## What you are asked to do
Output an exact reproduction of the data.

Excerpt from a dataset:
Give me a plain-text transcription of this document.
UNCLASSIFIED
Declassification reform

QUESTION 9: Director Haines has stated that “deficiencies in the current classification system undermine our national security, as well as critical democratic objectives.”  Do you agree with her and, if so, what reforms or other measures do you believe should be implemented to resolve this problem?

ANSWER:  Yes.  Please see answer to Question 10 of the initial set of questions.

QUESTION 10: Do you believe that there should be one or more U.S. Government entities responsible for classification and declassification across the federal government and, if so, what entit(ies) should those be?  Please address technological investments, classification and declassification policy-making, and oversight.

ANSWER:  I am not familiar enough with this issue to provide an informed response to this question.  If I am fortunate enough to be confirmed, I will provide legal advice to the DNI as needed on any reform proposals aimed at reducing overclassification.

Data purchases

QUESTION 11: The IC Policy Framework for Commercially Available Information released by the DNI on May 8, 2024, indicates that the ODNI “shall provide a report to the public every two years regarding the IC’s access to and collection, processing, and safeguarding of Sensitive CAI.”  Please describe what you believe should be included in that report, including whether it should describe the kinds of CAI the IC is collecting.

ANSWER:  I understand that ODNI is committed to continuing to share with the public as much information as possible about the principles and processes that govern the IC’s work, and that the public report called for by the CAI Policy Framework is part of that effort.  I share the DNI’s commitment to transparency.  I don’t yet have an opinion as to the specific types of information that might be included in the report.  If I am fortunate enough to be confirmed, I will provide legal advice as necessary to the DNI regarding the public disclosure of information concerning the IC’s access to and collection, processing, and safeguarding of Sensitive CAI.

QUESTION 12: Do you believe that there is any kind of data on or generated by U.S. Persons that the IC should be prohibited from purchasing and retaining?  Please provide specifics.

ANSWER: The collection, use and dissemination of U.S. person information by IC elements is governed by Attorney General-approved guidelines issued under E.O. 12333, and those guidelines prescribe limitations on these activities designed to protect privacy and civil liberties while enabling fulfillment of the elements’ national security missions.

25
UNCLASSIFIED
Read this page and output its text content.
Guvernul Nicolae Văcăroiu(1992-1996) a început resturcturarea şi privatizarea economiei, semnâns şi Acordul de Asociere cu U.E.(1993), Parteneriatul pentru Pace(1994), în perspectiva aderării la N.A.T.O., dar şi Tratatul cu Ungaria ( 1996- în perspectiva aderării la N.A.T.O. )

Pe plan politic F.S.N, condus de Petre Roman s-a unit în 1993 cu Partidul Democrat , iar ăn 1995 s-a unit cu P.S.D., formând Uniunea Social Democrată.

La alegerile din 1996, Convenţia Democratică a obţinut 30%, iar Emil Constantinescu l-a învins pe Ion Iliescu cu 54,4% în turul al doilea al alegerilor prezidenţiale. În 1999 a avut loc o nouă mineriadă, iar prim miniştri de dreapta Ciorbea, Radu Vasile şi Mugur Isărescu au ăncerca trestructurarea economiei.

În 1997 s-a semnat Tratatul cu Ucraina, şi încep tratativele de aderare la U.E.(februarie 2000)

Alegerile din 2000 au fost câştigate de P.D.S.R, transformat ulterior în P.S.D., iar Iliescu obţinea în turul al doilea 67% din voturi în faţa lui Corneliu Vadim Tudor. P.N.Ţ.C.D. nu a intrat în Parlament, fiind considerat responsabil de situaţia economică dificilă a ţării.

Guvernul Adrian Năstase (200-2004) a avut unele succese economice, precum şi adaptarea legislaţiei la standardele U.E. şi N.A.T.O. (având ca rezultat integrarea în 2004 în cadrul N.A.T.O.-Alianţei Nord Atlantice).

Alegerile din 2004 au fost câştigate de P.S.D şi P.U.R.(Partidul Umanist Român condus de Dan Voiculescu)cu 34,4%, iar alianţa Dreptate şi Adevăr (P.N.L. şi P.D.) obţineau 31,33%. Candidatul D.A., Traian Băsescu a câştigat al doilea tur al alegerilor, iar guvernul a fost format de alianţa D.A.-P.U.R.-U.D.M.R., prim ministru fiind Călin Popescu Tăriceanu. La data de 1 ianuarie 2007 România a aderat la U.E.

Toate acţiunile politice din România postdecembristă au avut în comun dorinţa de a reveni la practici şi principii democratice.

## Solution to this problem
Give me a plain-text transcription of this document.
UNCLASSIFIED
Declassification reform

QUESTION 9: Director Haines has stated that “deficiencies in the current classification system undermine our national security, as well as critical democratic objectives.”  Do you agree with her and, if so, what reforms or other measures do you believe should be implemented to resolve this problem?

ANSWER:  Yes.  Please see answer to Question 10 of the initial set of questions.

QUESTION 10: Do you believe that there should be one or more U.S. Government entities responsible for classification and declassification across the federal government and, if so, what entit(ies) should those be?  Please address technological investments, classification and declassification policy-making, and oversight.

ANSWER:  I am not familiar enough with this issue to provide an informed response to this question.  If I am fortunate enough to be confirmed, I will provide legal advice to the DNI as needed on any reform proposals aimed at reducing overclassification.

Data purchases

QUESTION 11: The IC Policy Framework for Commercially Available Information released by the DNI on May 8, 2024, indicates that the ODNI “shall provide a report to the public every two years regarding the IC’s access to and collection, processing, and safeguarding of Sensitive CAI.”  Please describe what you believe should be included in that report, including whether it should describe the kinds of CAI the IC is collecting.

ANSWER:  I understand that ODNI is committed to continuing to share with the public as much information as possible about the principles and processes that govern the IC’s work, and that the public report called for by the CAI Policy Framework is part of that effort.  I share the DNI’s commitment to transparency.  I don’t yet have an opinion as to the specific types of information that might be included in the report.  If I am fortunate enough to be confirmed, I will provide legal advice as necessary to the DNI regarding the public disclosure of information concerning the IC’s access to and collection, processing, and safeguarding of Sensitive CAI.

QUESTION 12: Do you believe that there is any kind of data on or generated by U.S. Persons that the IC should be prohibited from purchasing and retaining?  Please provide specifics.

ANSWER: The collection, use and dissemination of U.S. person information by IC elements is governed by Attorney General-approved guidelines issued under E.O. 12333, and those guidelines prescribe limitations on these activities designed to protect privacy and civil liberties while enabling fulfillment of the elements’ national security missions.

25
UNCLASSIFIED
Read this page and output its text content.
Guvernul Nicolae Văcăroiu(1992-1996) a început resturcturarea şi privatizarea economiei, semnâns şi Acordul de Asociere cu U.E.(1993), Parteneriatul pentru Pace(1994), în perspectiva aderării la N.A.T.O., dar şi Tratatul cu Ungaria ( 1996- în perspectiva aderării la N.A.T.O. )

Pe plan politic F.S.N, condus de Petre Roman s-a unit în 1993 cu Partidul Democrat , iar ăn 1995 s-a unit cu P.S.D., formând Uniunea Social Democrată.

La alegerile din 1996, Convenţia Democratică a obţinut 30%, iar Emil Constantinescu l-a învins pe Ion Iliescu cu 54,4% în turul al doilea al alegerilor prezidenţiale. În 1999 a avut loc o nouă mineriadă, iar prim miniştri de dreapta Ciorbea, Radu Vasile şi Mugur Isărescu au ăncerca trestructurarea economiei.

În 1997 s-a semnat Tratatul cu Ucraina, şi încep tratativele de aderare la U.E.(februarie 2000)

Alegerile din 2000 au fost câştigate de P.D.S.R, transformat ulterior în P.S.D., iar Iliescu obţinea în turul al doilea 67% din voturi în faţa lui Corneliu Vadim Tudor. P.N.Ţ.C.D. nu a intrat în Parlament, fiind considerat responsabil de situaţia economică dificilă a ţării.

Guvernul Adrian Năstase (200-2004) a avut unele succese economice, precum şi adaptarea legislaţiei la standardele U.E. şi N.A.T.O. (având ca rezultat integrarea în 2004 în cadrul N.A.T.O.-Alianţei Nord Atlantice).

Alegerile din 2004 au fost câştigate de P.S.D şi P.U.R.(Partidul Umanist Român condus de Dan Voiculescu)cu 34,4%, iar alianţa Dreptate şi Adevăr (P.N.L. şi P.D.) obţineau 31,33%. Candidatul D.A., Traian Băsescu a câştigat al doilea tur al alegerilor, iar guvernul a fost format de alianţa D.A.-P.U.R.-U.D.M.R., prim ministru fiind Călin Popescu Tăriceanu. La data de 1 ianuarie 2007 România a aderat la U.E.

Toate acţiunile politice din România postdecembristă au avut în comun dorinţa de a reveni la practici şi principii democratice.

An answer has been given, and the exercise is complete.